■ **Exercise aim**
Find the lines containing the word "photo" and copy every one of them.
-- START OF Information given --
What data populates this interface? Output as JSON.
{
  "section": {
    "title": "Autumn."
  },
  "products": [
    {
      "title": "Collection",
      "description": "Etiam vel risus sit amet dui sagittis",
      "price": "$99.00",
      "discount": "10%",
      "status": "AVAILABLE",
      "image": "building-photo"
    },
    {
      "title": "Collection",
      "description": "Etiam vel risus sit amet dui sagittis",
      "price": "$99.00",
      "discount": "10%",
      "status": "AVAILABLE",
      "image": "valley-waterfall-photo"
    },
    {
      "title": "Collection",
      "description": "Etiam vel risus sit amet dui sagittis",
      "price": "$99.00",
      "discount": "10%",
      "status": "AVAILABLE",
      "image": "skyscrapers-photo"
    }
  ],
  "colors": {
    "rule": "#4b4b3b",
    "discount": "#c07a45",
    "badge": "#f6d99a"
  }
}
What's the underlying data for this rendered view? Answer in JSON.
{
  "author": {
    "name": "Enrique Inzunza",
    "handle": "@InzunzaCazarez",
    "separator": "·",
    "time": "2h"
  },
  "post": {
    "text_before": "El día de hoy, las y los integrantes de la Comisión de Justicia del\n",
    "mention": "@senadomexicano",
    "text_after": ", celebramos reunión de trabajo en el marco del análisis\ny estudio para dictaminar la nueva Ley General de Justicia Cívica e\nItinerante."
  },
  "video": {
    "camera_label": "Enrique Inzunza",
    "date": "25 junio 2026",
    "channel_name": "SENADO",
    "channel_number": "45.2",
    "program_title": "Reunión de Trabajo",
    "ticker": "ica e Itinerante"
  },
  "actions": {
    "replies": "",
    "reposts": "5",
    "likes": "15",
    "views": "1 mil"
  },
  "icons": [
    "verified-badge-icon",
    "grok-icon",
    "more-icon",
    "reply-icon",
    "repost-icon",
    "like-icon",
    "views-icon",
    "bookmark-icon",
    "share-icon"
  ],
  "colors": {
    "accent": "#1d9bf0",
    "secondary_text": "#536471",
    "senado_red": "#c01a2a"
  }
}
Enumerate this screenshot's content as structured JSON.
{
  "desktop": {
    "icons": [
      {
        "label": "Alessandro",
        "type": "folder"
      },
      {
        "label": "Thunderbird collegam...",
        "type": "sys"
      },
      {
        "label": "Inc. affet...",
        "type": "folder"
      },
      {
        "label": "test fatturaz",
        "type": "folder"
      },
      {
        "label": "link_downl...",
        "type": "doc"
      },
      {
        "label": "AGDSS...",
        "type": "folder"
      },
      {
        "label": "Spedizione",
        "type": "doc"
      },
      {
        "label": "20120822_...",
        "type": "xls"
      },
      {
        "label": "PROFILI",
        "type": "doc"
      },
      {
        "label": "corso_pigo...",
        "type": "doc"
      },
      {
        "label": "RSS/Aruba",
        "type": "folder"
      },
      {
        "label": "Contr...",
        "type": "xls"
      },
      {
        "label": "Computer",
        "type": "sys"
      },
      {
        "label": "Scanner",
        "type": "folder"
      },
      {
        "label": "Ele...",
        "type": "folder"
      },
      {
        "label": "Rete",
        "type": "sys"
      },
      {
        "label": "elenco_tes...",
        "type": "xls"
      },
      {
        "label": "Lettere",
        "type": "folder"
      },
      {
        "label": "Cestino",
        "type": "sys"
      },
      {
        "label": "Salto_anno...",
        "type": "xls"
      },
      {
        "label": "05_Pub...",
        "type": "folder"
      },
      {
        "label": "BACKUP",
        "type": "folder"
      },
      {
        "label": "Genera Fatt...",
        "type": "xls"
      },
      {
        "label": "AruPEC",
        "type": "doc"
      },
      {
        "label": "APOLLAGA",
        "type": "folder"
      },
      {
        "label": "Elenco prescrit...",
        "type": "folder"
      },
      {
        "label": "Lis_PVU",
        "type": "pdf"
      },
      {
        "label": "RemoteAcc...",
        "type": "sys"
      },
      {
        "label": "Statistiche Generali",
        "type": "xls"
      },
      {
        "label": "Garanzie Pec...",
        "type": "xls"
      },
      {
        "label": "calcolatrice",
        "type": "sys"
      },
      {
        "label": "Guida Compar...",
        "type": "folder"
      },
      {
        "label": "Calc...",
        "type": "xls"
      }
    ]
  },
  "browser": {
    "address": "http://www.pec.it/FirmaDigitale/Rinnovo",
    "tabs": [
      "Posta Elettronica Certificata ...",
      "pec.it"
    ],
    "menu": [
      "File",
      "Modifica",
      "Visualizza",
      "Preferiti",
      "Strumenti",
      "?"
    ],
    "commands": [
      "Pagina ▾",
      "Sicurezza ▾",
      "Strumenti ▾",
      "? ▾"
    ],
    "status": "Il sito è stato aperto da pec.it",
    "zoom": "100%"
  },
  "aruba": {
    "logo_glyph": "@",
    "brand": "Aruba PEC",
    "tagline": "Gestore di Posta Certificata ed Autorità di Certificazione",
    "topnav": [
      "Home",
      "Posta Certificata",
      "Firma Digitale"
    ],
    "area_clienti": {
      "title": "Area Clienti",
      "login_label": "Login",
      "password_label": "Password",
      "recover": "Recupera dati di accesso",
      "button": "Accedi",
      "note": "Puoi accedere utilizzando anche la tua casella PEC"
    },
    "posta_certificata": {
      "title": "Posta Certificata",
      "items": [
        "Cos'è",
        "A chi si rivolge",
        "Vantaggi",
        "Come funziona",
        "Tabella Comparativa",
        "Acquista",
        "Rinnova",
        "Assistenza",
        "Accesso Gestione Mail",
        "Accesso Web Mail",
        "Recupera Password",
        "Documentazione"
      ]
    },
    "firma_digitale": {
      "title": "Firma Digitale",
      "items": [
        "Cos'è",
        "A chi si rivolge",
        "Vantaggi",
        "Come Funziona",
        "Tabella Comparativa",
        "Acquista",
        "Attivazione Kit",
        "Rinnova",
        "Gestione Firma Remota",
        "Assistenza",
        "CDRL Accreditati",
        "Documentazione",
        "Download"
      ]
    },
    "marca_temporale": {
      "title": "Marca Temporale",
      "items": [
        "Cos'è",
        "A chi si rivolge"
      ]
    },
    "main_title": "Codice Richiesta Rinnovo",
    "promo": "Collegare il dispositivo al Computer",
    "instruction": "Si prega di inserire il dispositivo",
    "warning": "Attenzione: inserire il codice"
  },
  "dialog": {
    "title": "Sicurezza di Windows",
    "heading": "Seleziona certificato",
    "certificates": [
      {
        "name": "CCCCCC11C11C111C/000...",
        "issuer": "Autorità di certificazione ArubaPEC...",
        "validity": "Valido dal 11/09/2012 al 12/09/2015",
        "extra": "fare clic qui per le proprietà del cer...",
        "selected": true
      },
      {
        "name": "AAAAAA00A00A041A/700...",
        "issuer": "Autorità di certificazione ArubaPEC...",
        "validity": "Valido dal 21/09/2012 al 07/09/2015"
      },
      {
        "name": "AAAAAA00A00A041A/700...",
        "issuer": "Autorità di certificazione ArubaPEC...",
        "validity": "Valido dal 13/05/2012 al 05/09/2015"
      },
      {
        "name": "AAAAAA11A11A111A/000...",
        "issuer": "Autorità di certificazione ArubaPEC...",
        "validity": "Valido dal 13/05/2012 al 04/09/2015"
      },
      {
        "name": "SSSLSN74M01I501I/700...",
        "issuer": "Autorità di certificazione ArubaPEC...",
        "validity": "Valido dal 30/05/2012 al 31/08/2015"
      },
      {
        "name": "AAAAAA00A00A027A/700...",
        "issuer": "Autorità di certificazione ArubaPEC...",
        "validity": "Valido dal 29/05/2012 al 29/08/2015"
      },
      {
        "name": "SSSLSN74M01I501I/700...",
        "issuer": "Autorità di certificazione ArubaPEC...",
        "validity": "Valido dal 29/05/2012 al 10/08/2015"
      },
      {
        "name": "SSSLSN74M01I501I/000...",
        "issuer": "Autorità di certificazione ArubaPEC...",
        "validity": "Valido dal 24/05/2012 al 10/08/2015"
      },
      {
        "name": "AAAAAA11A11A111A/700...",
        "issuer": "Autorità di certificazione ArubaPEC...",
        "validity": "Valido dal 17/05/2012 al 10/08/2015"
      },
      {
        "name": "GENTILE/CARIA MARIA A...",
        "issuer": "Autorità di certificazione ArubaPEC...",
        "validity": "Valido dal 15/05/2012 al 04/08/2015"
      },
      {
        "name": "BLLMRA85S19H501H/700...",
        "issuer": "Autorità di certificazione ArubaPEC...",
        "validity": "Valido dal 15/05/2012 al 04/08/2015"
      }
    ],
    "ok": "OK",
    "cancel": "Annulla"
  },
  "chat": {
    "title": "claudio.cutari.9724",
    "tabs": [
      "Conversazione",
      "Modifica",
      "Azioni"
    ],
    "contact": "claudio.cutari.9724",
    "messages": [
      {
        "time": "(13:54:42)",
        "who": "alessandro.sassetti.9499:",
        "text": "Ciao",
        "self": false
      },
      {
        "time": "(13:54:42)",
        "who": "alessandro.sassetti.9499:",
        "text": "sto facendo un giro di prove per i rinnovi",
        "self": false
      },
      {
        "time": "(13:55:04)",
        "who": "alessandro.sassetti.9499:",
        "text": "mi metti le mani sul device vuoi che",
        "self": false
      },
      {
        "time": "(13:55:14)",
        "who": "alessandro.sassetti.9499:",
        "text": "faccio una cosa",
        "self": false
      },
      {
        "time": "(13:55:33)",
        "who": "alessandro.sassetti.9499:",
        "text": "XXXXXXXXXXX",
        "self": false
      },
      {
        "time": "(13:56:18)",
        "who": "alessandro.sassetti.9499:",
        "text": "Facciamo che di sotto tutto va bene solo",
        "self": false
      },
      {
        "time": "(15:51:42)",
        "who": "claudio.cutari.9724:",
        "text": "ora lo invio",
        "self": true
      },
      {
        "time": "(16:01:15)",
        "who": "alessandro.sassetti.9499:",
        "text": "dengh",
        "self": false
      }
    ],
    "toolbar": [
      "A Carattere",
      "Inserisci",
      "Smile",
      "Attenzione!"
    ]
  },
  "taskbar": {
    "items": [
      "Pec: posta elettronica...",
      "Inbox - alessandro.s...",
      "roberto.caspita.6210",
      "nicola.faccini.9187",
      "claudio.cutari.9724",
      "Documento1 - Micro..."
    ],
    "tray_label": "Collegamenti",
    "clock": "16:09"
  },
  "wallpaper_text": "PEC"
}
-- END OF Information given --
■ **Solution to this task**
      "image": "building-photo"
      "image": "valley-waterfall-photo"
      "image": "skyscrapers-photo"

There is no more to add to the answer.